Extracted data entries
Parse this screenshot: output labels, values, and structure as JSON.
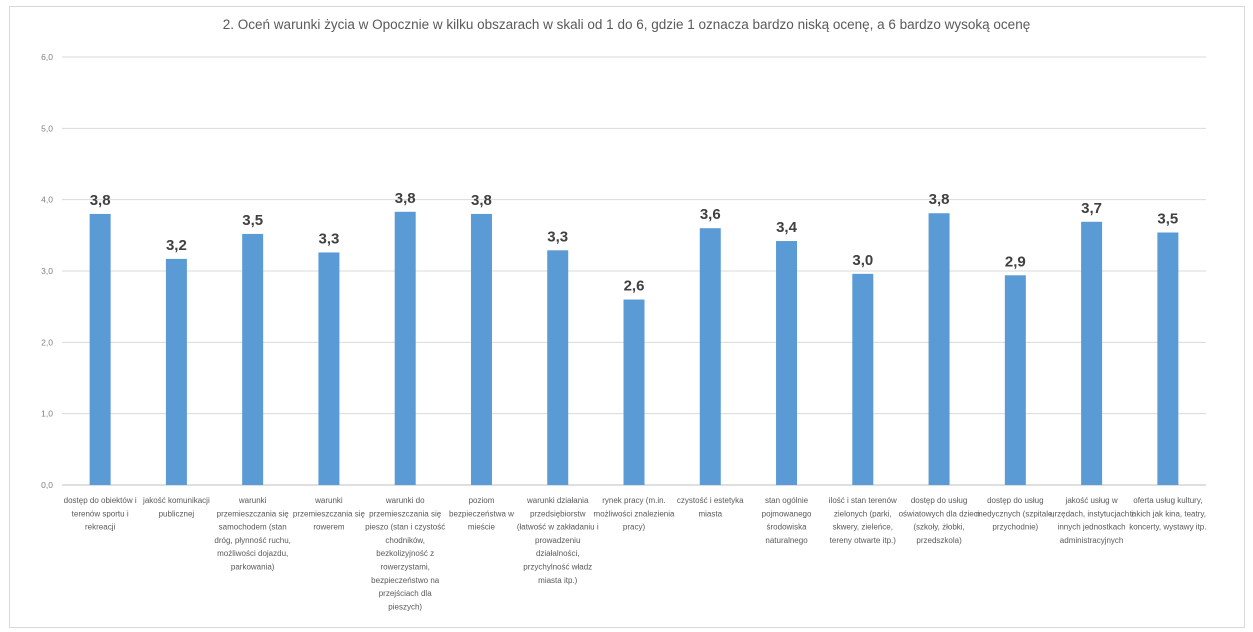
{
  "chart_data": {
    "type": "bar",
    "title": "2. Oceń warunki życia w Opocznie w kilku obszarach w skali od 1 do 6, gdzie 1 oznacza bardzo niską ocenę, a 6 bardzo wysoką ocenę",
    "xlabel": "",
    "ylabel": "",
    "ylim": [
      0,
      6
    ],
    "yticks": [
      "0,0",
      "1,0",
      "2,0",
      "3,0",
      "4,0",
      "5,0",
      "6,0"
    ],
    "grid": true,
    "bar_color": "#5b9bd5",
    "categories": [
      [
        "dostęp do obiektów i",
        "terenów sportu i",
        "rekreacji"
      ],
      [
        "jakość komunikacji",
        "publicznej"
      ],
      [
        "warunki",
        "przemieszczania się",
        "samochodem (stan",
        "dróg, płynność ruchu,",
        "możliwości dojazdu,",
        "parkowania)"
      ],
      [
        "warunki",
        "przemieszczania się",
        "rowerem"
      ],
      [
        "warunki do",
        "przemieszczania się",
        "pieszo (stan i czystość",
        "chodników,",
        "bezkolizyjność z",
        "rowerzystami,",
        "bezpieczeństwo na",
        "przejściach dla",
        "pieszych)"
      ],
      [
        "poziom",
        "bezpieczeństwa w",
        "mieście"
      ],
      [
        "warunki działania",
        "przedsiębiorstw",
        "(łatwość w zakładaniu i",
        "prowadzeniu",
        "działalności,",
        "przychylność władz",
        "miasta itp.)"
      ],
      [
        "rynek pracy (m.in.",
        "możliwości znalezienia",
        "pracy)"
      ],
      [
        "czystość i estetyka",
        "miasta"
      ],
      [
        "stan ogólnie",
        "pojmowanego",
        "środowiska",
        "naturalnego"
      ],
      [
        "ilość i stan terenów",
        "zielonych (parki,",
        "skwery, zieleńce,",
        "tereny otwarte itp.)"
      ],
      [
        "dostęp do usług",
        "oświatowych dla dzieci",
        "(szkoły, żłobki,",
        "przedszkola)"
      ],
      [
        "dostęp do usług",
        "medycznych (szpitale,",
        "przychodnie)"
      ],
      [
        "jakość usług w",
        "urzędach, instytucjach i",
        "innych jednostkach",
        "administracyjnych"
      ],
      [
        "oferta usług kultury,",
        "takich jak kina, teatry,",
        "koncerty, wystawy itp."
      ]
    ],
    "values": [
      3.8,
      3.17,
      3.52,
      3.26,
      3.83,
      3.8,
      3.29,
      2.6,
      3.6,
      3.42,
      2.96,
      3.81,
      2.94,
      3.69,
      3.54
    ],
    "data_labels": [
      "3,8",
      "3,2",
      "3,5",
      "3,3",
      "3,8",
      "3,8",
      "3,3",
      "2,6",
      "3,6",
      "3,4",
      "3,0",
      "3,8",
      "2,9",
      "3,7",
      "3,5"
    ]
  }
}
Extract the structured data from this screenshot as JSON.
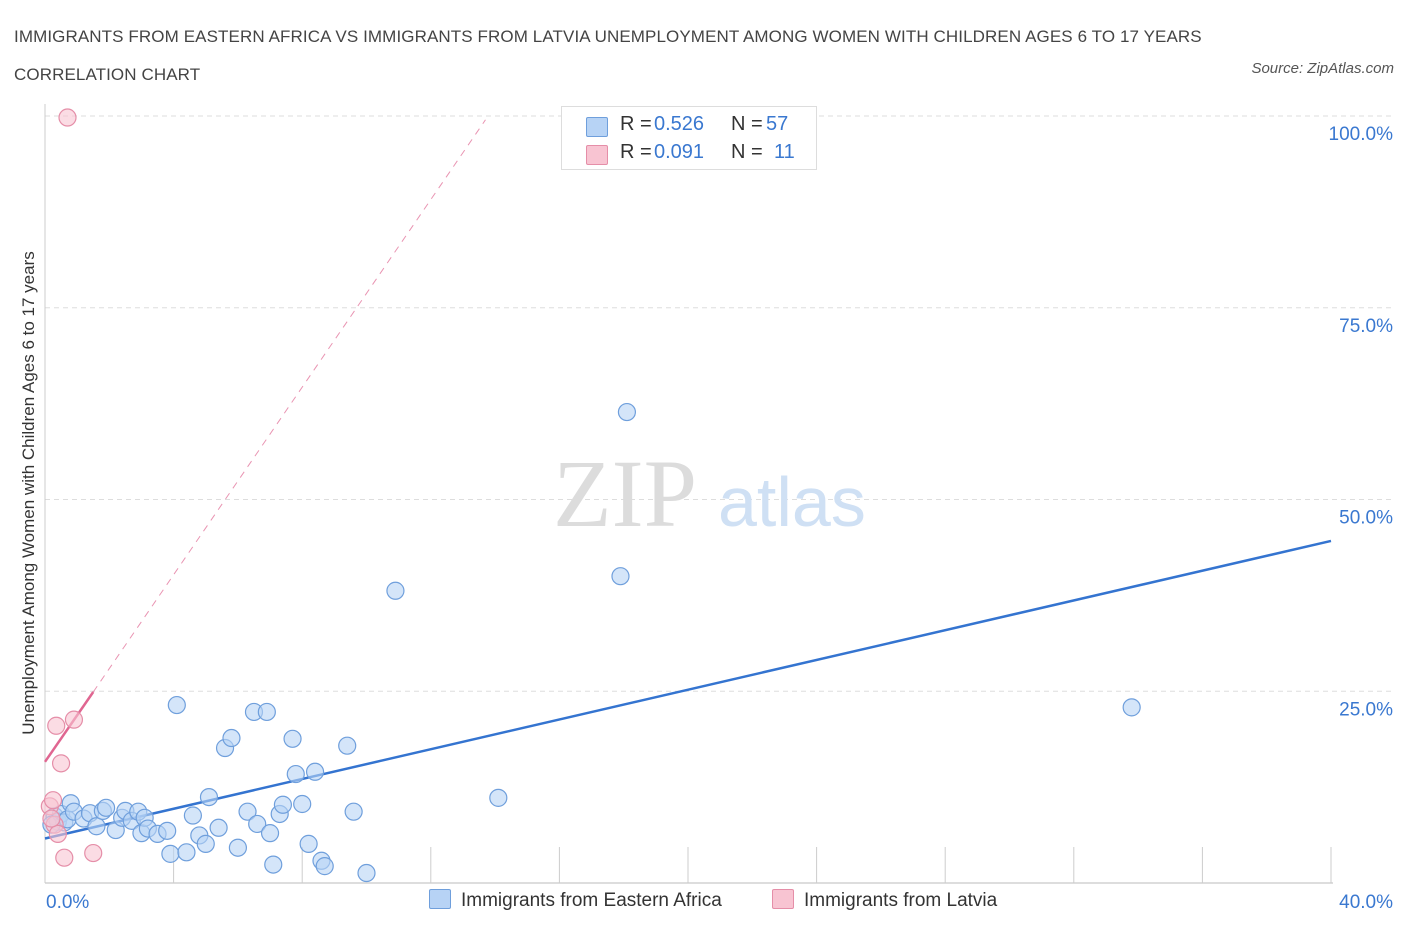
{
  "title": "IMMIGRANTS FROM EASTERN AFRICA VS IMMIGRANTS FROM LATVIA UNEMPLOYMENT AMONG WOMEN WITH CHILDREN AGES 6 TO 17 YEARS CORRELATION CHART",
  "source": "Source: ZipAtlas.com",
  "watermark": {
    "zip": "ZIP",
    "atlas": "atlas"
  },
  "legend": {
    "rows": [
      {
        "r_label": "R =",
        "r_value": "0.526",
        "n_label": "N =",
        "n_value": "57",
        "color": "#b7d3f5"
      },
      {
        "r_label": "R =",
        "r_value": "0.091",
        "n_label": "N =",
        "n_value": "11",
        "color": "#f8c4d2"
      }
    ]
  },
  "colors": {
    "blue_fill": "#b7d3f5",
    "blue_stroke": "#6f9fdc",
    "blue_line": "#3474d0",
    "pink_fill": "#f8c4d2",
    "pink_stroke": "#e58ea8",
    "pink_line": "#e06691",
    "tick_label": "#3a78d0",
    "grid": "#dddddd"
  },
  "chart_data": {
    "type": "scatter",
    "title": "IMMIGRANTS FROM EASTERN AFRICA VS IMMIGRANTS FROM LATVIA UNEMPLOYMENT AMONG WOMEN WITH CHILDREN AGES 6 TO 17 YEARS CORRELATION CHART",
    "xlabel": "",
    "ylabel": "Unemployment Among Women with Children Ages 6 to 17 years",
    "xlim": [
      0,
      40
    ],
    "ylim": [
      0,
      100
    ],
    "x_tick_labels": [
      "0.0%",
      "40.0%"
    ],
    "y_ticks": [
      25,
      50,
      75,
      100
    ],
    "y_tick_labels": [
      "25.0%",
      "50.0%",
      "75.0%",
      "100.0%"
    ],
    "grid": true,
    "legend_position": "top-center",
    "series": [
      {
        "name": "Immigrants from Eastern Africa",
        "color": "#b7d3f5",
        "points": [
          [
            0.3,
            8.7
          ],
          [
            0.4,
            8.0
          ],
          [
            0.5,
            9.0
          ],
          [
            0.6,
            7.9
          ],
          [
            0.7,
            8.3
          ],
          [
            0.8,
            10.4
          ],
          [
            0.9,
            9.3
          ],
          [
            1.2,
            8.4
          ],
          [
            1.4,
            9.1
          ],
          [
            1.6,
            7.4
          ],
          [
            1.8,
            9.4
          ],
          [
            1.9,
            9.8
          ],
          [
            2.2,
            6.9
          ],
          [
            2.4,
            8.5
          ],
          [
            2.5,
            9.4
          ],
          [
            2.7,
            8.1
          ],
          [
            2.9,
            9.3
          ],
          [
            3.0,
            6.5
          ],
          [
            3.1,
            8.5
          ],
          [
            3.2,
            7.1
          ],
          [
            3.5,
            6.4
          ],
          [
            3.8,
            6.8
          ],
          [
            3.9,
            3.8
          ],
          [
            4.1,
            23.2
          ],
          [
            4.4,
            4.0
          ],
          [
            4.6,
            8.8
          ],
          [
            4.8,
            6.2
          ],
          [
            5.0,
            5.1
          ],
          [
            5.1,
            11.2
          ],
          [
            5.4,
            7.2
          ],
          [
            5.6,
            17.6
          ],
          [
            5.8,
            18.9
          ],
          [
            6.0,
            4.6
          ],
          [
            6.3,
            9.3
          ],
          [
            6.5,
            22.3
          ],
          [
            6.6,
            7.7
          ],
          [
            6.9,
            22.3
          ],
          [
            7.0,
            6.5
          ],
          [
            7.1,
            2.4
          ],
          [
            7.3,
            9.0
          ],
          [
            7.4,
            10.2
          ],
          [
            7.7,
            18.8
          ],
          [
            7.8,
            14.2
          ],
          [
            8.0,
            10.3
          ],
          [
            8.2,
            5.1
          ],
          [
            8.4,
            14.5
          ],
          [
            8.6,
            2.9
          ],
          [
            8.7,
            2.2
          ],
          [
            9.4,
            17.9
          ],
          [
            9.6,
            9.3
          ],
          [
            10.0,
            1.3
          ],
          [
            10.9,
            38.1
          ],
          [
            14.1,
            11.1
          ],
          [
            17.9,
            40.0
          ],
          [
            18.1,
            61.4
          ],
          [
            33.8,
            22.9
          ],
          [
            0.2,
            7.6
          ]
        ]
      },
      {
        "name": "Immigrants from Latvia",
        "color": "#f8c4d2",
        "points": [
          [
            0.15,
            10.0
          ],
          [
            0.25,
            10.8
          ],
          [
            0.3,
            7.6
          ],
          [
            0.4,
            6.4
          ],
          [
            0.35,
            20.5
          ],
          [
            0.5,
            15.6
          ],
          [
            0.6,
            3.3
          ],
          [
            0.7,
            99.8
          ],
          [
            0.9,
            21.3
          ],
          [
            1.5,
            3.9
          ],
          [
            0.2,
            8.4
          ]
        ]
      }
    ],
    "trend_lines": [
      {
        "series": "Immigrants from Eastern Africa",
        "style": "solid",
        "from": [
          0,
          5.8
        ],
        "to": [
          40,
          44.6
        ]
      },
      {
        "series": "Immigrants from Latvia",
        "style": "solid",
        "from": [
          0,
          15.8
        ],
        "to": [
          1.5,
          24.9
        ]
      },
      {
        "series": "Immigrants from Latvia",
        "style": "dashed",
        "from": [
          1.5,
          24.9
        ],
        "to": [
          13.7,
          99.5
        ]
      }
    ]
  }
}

▶ **WHAT THE TASK ASKS**
Check each line above for the word "możliwości" and give the number of lines that have it, nothing else.

▶ **OUTPUT OF THE EXERCISE**
2